- What is asked -
Only the pictures are omitted; repeat all other data exactly.

- Records supplied -
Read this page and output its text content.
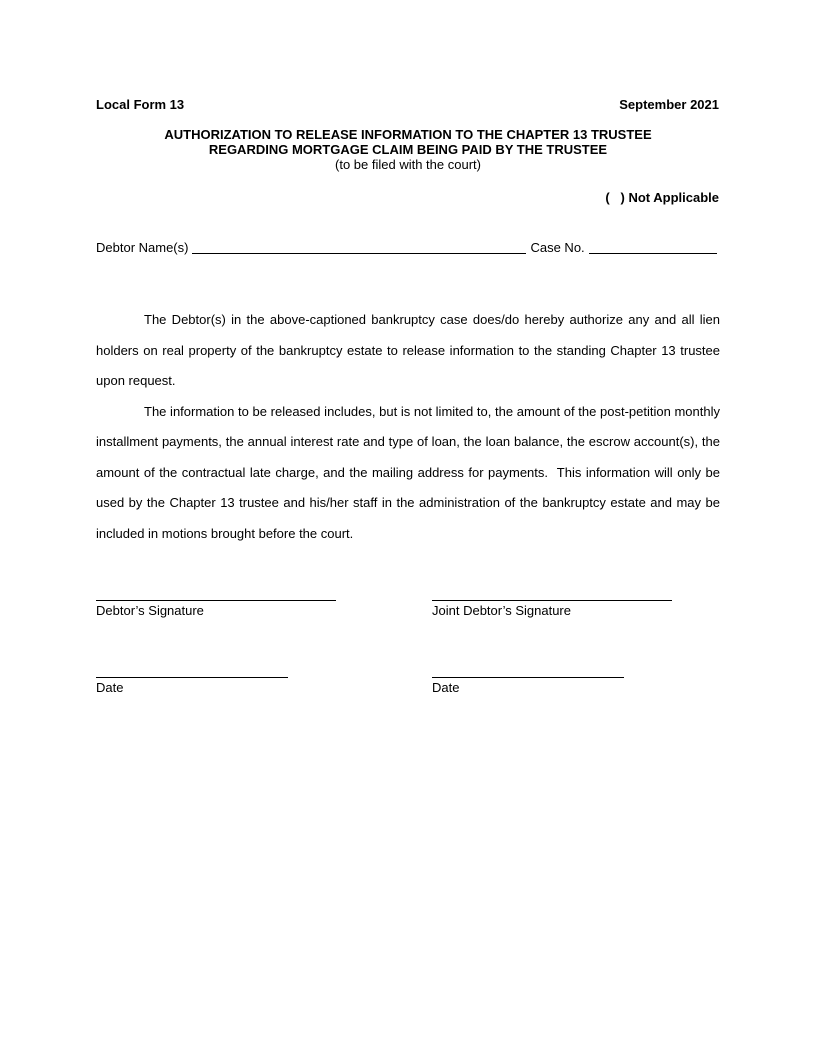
Local Form 13	September 2021
AUTHORIZATION TO RELEASE INFORMATION TO THE CHAPTER 13 TRUSTEE
REGARDING MORTGAGE CLAIM BEING PAID BY THE TRUSTEE
(to be filed with the court)
(   ) Not Applicable
Debtor Name(s)	Case No.

The Debtor(s) in the above-captioned bankruptcy case does/do hereby authorize any and all lien holders on real property of the bankruptcy estate to release information to the standing Chapter 13 trustee upon request.

The information to be released includes, but is not limited to, the amount of the post-petition monthly installment payments, the annual interest rate and type of loan, the loan balance, the escrow account(s), the amount of the contractual late charge, and the mailing address for payments.  This information will only be used by the Chapter 13 trustee and his/her staff in the administration of the bankruptcy estate and may be included in motions brought before the court.

Debtor’s Signature	Joint Debtor’s Signature
Date	Date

- Exercise output -
Read this page and output its text content.
Local Form 13	September 2021
AUTHORIZATION TO RELEASE INFORMATION TO THE CHAPTER 13 TRUSTEE
REGARDING MORTGAGE CLAIM BEING PAID BY THE TRUSTEE
(to be filed with the court)
(   ) Not Applicable
Debtor Name(s)	Case No.

The Debtor(s) in the above-captioned bankruptcy case does/do hereby authorize any and all lien holders on real property of the bankruptcy estate to release information to the standing Chapter 13 trustee upon request.

The information to be released includes, but is not limited to, the amount of the post-petition monthly installment payments, the annual interest rate and type of loan, the loan balance, the escrow account(s), the amount of the contractual late charge, and the mailing address for payments.  This information will only be used by the Chapter 13 trustee and his/her staff in the administration of the bankruptcy estate and may be included in motions brought before the court.

Debtor’s Signature	Joint Debtor’s Signature
Date	Date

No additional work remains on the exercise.